### [Exercise brief]
Print the entries below in their entirety, exactly as they are written.

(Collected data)
....

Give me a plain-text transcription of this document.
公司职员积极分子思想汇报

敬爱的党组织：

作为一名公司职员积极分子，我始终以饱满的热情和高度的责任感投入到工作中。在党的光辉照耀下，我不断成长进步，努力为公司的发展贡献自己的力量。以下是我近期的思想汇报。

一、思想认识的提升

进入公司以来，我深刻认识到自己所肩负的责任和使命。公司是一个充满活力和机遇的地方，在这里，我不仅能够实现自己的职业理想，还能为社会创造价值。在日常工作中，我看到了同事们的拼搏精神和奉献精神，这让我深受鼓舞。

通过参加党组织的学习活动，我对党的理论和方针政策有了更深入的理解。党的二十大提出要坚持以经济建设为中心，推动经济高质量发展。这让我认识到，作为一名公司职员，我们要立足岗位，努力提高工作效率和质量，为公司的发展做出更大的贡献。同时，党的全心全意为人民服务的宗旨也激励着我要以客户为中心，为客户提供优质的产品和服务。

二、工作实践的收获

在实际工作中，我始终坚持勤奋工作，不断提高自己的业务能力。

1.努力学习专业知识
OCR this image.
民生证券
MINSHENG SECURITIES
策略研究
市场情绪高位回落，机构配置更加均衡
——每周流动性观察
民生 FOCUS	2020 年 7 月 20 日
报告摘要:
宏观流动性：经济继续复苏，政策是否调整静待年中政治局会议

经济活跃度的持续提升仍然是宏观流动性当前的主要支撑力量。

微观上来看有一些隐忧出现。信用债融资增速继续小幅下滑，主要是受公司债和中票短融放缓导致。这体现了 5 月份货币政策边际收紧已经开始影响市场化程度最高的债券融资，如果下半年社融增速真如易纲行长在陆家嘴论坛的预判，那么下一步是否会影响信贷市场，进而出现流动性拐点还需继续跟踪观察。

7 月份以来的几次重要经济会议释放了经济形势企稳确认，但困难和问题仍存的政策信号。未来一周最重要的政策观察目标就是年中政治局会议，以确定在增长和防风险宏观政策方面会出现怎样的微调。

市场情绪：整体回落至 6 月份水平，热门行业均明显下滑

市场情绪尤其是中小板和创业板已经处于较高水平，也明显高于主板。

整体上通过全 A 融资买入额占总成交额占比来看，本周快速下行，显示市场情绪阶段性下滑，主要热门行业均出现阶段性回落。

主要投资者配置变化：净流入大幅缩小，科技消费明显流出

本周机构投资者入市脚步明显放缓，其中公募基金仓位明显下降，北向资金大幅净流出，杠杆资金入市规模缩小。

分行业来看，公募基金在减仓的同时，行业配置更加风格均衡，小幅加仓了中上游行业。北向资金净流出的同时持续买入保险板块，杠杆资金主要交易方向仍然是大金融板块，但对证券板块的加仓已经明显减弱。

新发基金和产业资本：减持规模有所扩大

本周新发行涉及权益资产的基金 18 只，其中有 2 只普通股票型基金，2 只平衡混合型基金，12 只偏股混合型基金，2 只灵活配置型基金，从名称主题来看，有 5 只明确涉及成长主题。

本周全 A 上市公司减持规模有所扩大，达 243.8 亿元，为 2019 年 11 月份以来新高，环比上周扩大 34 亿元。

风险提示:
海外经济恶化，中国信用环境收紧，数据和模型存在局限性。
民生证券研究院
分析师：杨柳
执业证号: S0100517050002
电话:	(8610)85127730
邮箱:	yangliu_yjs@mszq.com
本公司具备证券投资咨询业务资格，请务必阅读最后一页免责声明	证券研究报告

....

### [Exercise answer]
Give me a plain-text transcription of this document.
公司职员积极分子思想汇报

敬爱的党组织：

作为一名公司职员积极分子，我始终以饱满的热情和高度的责任感投入到工作中。在党的光辉照耀下，我不断成长进步，努力为公司的发展贡献自己的力量。以下是我近期的思想汇报。

一、思想认识的提升

进入公司以来，我深刻认识到自己所肩负的责任和使命。公司是一个充满活力和机遇的地方，在这里，我不仅能够实现自己的职业理想，还能为社会创造价值。在日常工作中，我看到了同事们的拼搏精神和奉献精神，这让我深受鼓舞。

通过参加党组织的学习活动，我对党的理论和方针政策有了更深入的理解。党的二十大提出要坚持以经济建设为中心，推动经济高质量发展。这让我认识到，作为一名公司职员，我们要立足岗位，努力提高工作效率和质量，为公司的发展做出更大的贡献。同时，党的全心全意为人民服务的宗旨也激励着我要以客户为中心，为客户提供优质的产品和服务。

二、工作实践的收获

在实际工作中，我始终坚持勤奋工作，不断提高自己的业务能力。

1.努力学习专业知识
OCR this image.
民生证券
MINSHENG SECURITIES
策略研究
市场情绪高位回落，机构配置更加均衡
——每周流动性观察
民生 FOCUS	2020 年 7 月 20 日
报告摘要:
宏观流动性：经济继续复苏，政策是否调整静待年中政治局会议

经济活跃度的持续提升仍然是宏观流动性当前的主要支撑力量。

微观上来看有一些隐忧出现。信用债融资增速继续小幅下滑，主要是受公司债和中票短融放缓导致。这体现了 5 月份货币政策边际收紧已经开始影响市场化程度最高的债券融资，如果下半年社融增速真如易纲行长在陆家嘴论坛的预判，那么下一步是否会影响信贷市场，进而出现流动性拐点还需继续跟踪观察。

7 月份以来的几次重要经济会议释放了经济形势企稳确认，但困难和问题仍存的政策信号。未来一周最重要的政策观察目标就是年中政治局会议，以确定在增长和防风险宏观政策方面会出现怎样的微调。

市场情绪：整体回落至 6 月份水平，热门行业均明显下滑

市场情绪尤其是中小板和创业板已经处于较高水平，也明显高于主板。

整体上通过全 A 融资买入额占总成交额占比来看，本周快速下行，显示市场情绪阶段性下滑，主要热门行业均出现阶段性回落。

主要投资者配置变化：净流入大幅缩小，科技消费明显流出

本周机构投资者入市脚步明显放缓，其中公募基金仓位明显下降，北向资金大幅净流出，杠杆资金入市规模缩小。

分行业来看，公募基金在减仓的同时，行业配置更加风格均衡，小幅加仓了中上游行业。北向资金净流出的同时持续买入保险板块，杠杆资金主要交易方向仍然是大金融板块，但对证券板块的加仓已经明显减弱。

新发基金和产业资本：减持规模有所扩大

本周新发行涉及权益资产的基金 18 只，其中有 2 只普通股票型基金，2 只平衡混合型基金，12 只偏股混合型基金，2 只灵活配置型基金，从名称主题来看，有 5 只明确涉及成长主题。

本周全 A 上市公司减持规模有所扩大，达 243.8 亿元，为 2019 年 11 月份以来新高，环比上周扩大 34 亿元。

风险提示:
海外经济恶化，中国信用环境收紧，数据和模型存在局限性。
民生证券研究院
分析师：杨柳
执业证号: S0100517050002
电话:	(8610)85127730
邮箱:	yangliu_yjs@mszq.com
本公司具备证券投资咨询业务资格，请务必阅读最后一页免责声明	证券研究报告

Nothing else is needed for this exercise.